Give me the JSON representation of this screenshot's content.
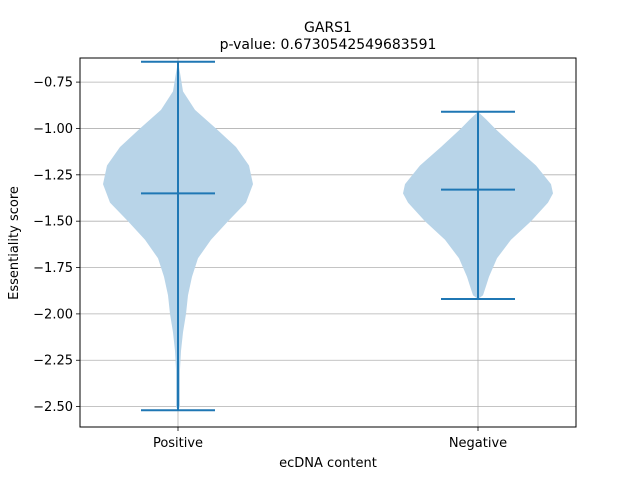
{
  "chart_data": {
    "type": "violin",
    "title": "GARS1",
    "subtitle": "p-value: 0.6730542549683591",
    "xlabel": "ecDNA content",
    "ylabel": "Essentiality score",
    "categories": [
      "Positive",
      "Negative"
    ],
    "ylim": [
      -2.61,
      -0.62
    ],
    "yticks": [
      -0.75,
      -1.0,
      -1.25,
      -1.5,
      -1.75,
      -2.0,
      -2.25,
      -2.5
    ],
    "ytick_labels": [
      "−0.75",
      "−1.00",
      "−1.25",
      "−1.50",
      "−1.75",
      "−2.00",
      "−2.25",
      "−2.50"
    ],
    "grid": true,
    "colors": {
      "body": "#b8d4e8",
      "lines": "#1f77b4",
      "grid": "#b0b0b0"
    },
    "violins": [
      {
        "name": "Positive",
        "max": -0.64,
        "median": -1.35,
        "min": -2.52,
        "density": [
          [
            -0.64,
            0.0
          ],
          [
            -0.7,
            0.02
          ],
          [
            -0.8,
            0.05
          ],
          [
            -0.9,
            0.17
          ],
          [
            -1.0,
            0.38
          ],
          [
            -1.1,
            0.58
          ],
          [
            -1.2,
            0.71
          ],
          [
            -1.3,
            0.75
          ],
          [
            -1.4,
            0.68
          ],
          [
            -1.5,
            0.5
          ],
          [
            -1.6,
            0.33
          ],
          [
            -1.7,
            0.2
          ],
          [
            -1.8,
            0.14
          ],
          [
            -1.9,
            0.1
          ],
          [
            -2.0,
            0.08
          ],
          [
            -2.1,
            0.05
          ],
          [
            -2.2,
            0.03
          ],
          [
            -2.3,
            0.02
          ],
          [
            -2.4,
            0.02
          ],
          [
            -2.5,
            0.02
          ],
          [
            -2.52,
            0.0
          ]
        ]
      },
      {
        "name": "Negative",
        "max": -0.91,
        "median": -1.33,
        "min": -1.92,
        "density": [
          [
            -0.91,
            0.0
          ],
          [
            -0.95,
            0.08
          ],
          [
            -1.0,
            0.17
          ],
          [
            -1.1,
            0.37
          ],
          [
            -1.2,
            0.58
          ],
          [
            -1.3,
            0.73
          ],
          [
            -1.35,
            0.75
          ],
          [
            -1.4,
            0.7
          ],
          [
            -1.5,
            0.53
          ],
          [
            -1.6,
            0.33
          ],
          [
            -1.7,
            0.19
          ],
          [
            -1.8,
            0.11
          ],
          [
            -1.85,
            0.08
          ],
          [
            -1.9,
            0.05
          ],
          [
            -1.92,
            0.0
          ]
        ]
      }
    ]
  }
}
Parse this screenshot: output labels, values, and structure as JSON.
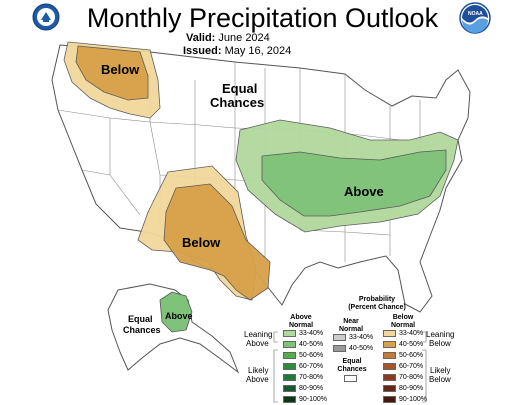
{
  "header": {
    "title": "Monthly Precipitation Outlook",
    "valid_label": "Valid:",
    "valid_value": "June 2024",
    "issued_label": "Issued:",
    "issued_value": "May 16, 2024"
  },
  "logos": {
    "left": {
      "icon": "doc-seal-icon",
      "color": "#1f5aa6"
    },
    "right": {
      "icon": "noaa-logo-icon",
      "text": "NOAA",
      "color": "#1f4e9c"
    }
  },
  "map_labels": {
    "nw": "Below",
    "center_top_1": "Equal",
    "center_top_2": "Chances",
    "east": "Above",
    "sw": "Below",
    "alaska_1": "Equal",
    "alaska_2": "Chances",
    "alaska_above": "Above"
  },
  "colors": {
    "above_33_40": "#b2d99d",
    "above_40_50": "#7fc27a",
    "below_33_40": "#f2d89a",
    "below_40_50": "#d8a14a",
    "outline": "#555555"
  },
  "legend": {
    "title_1": "Probability",
    "title_2": "(Percent Chance)",
    "col_above_1": "Above",
    "col_above_2": "Normal",
    "col_near_1": "Near",
    "col_near_2": "Normal",
    "col_below_1": "Below",
    "col_below_2": "Normal",
    "leaning_above_1": "Leaning",
    "leaning_above_2": "Above",
    "leaning_below_1": "Leaning",
    "leaning_below_2": "Below",
    "likely_above_1": "Likely",
    "likely_above_2": "Above",
    "likely_below_1": "Likely",
    "likely_below_2": "Below",
    "equal_1": "Equal",
    "equal_2": "Chances",
    "above_rows": [
      {
        "range": "33-40%",
        "color": "#b2d99d"
      },
      {
        "range": "40-50%",
        "color": "#7fc27a"
      },
      {
        "range": "50-60%",
        "color": "#52b04a"
      },
      {
        "range": "60-70%",
        "color": "#2e8b3c"
      },
      {
        "range": "70-80%",
        "color": "#1f7a3a"
      },
      {
        "range": "80-90%",
        "color": "#155c2c"
      },
      {
        "range": "90-100%",
        "color": "#0b3a18"
      }
    ],
    "near_rows": [
      {
        "range": "33-40%",
        "color": "#cccccc"
      },
      {
        "range": "40-50%",
        "color": "#999999"
      }
    ],
    "below_rows": [
      {
        "range": "33-40%",
        "color": "#f2d89a"
      },
      {
        "range": "40-50%",
        "color": "#d8a14a"
      },
      {
        "range": "50-60%",
        "color": "#c47a3a"
      },
      {
        "range": "60-70%",
        "color": "#a8552a"
      },
      {
        "range": "70-80%",
        "color": "#8a3a20"
      },
      {
        "range": "80-90%",
        "color": "#6a2614"
      },
      {
        "range": "90-100%",
        "color": "#4a180c"
      }
    ]
  }
}
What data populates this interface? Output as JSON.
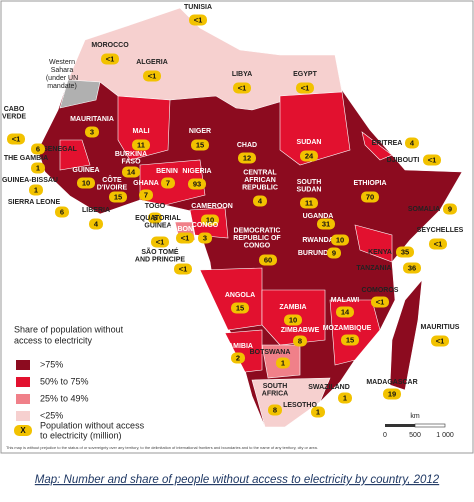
{
  "map": {
    "western_sahara": [
      "Western",
      "Sahara",
      "(under UN",
      "mandate)"
    ],
    "countries": [
      {
        "name": "MOROCCO",
        "value": "<1"
      },
      {
        "name": "TUNISIA",
        "value": "<1"
      },
      {
        "name": "ALGERIA",
        "value": "<1"
      },
      {
        "name": "LIBYA",
        "value": "<1"
      },
      {
        "name": "EGYPT",
        "value": "<1"
      },
      {
        "name": [
          "CABO",
          "VERDE"
        ],
        "value": "<1"
      },
      {
        "name": "MAURITANIA",
        "value": 3
      },
      {
        "name": "MALI",
        "value": 11
      },
      {
        "name": "NIGER",
        "value": 15
      },
      {
        "name": "CHAD",
        "value": 12
      },
      {
        "name": "SUDAN",
        "value": 24
      },
      {
        "name": "ERITREA",
        "value": 4
      },
      {
        "name": "DJIBOUTI",
        "value": "<1"
      },
      {
        "name": "SENEGAL",
        "value": 6
      },
      {
        "name": "THE GAMBIA",
        "value": 1
      },
      {
        "name": "GUINEA-BISSAU",
        "value": 1
      },
      {
        "name": "GUINEA",
        "value": 10
      },
      {
        "name": "SIERRA LEONE",
        "value": 6
      },
      {
        "name": "LIBERIA",
        "value": 4
      },
      {
        "name": [
          "BURKINA",
          "FASO"
        ],
        "value": 14
      },
      {
        "name": [
          "CÔTE",
          "D'IVOIRE"
        ],
        "value": 15
      },
      {
        "name": "GHANA",
        "value": 7
      },
      {
        "name": "TOGO",
        "value": 5
      },
      {
        "name": "BENIN",
        "value": 7
      },
      {
        "name": "NIGERIA",
        "value": 93
      },
      {
        "name": "CAMEROON",
        "value": 10
      },
      {
        "name": [
          "CENTRAL",
          "AFRICAN",
          "REPUBLIC"
        ],
        "value": 4
      },
      {
        "name": [
          "SOUTH",
          "SUDAN"
        ],
        "value": 11
      },
      {
        "name": "ETHIOPIA",
        "value": 70
      },
      {
        "name": "SOMALIA",
        "value": 9
      },
      {
        "name": [
          "EQUATORIAL",
          "GUINEA"
        ],
        "value": "<1"
      },
      {
        "name": "GABON",
        "value": "<1"
      },
      {
        "name": "CONGO",
        "value": 3
      },
      {
        "name": [
          "DEMOCRATIC",
          "REPUBLIC OF",
          "CONGO"
        ],
        "value": 60
      },
      {
        "name": "UGANDA",
        "value": 31
      },
      {
        "name": "RWANDA",
        "value": 10
      },
      {
        "name": "BURUNDI",
        "value": 9
      },
      {
        "name": "KENYA",
        "value": 35
      },
      {
        "name": "SEYCHELLES",
        "value": "<1"
      },
      {
        "name": [
          "SÃO TOMÉ",
          "AND PRINCIPE"
        ],
        "value": "<1"
      },
      {
        "name": "TANZANIA",
        "value": 36
      },
      {
        "name": "ANGOLA",
        "value": 15
      },
      {
        "name": "ZAMBIA",
        "value": 10
      },
      {
        "name": "MALAWI",
        "value": 14
      },
      {
        "name": "COMOROS",
        "value": "<1"
      },
      {
        "name": "MAURITIUS",
        "value": "<1"
      },
      {
        "name": "MOZAMBIQUE",
        "value": 15
      },
      {
        "name": "ZIMBABWE",
        "value": 8
      },
      {
        "name": "NAMIBIA",
        "value": 2
      },
      {
        "name": "BOTSWANA",
        "value": 1
      },
      {
        "name": "MADAGASCAR",
        "value": 19
      },
      {
        "name": [
          "SOUTH",
          "AFRICA"
        ],
        "value": 8
      },
      {
        "name": "SWAZILAND",
        "value": 1
      },
      {
        "name": "LESOTHO",
        "value": 1
      }
    ],
    "legend": {
      "title": [
        "Share of population without",
        "access to electricity"
      ],
      "items": [
        ">75%",
        "50% to 75%",
        "25% to 49%",
        "<25%"
      ],
      "badge": "X",
      "badge_text": [
        "Population without access",
        "to electricity (million)"
      ]
    },
    "scale": {
      "unit": "km",
      "ticks": [
        "0",
        "500",
        "1 000"
      ]
    },
    "disclaimer": "This map is without prejudice to the status of or sovereignty over any territory, to the delimitation of international frontiers and boundaries and to the name of any territory, city or area.",
    "caption": "Map: Number and share of people without access to electricity by country, 2012"
  }
}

------------------------------------------------------------------------

* AIM *
For this exercise, gather every line of the data that contains the word "GUINEA".

* RESULT OF THIS TASK *
        "name": "GUINEA-BISSAU",
        "name": "GUINEA",
          "GUINEA"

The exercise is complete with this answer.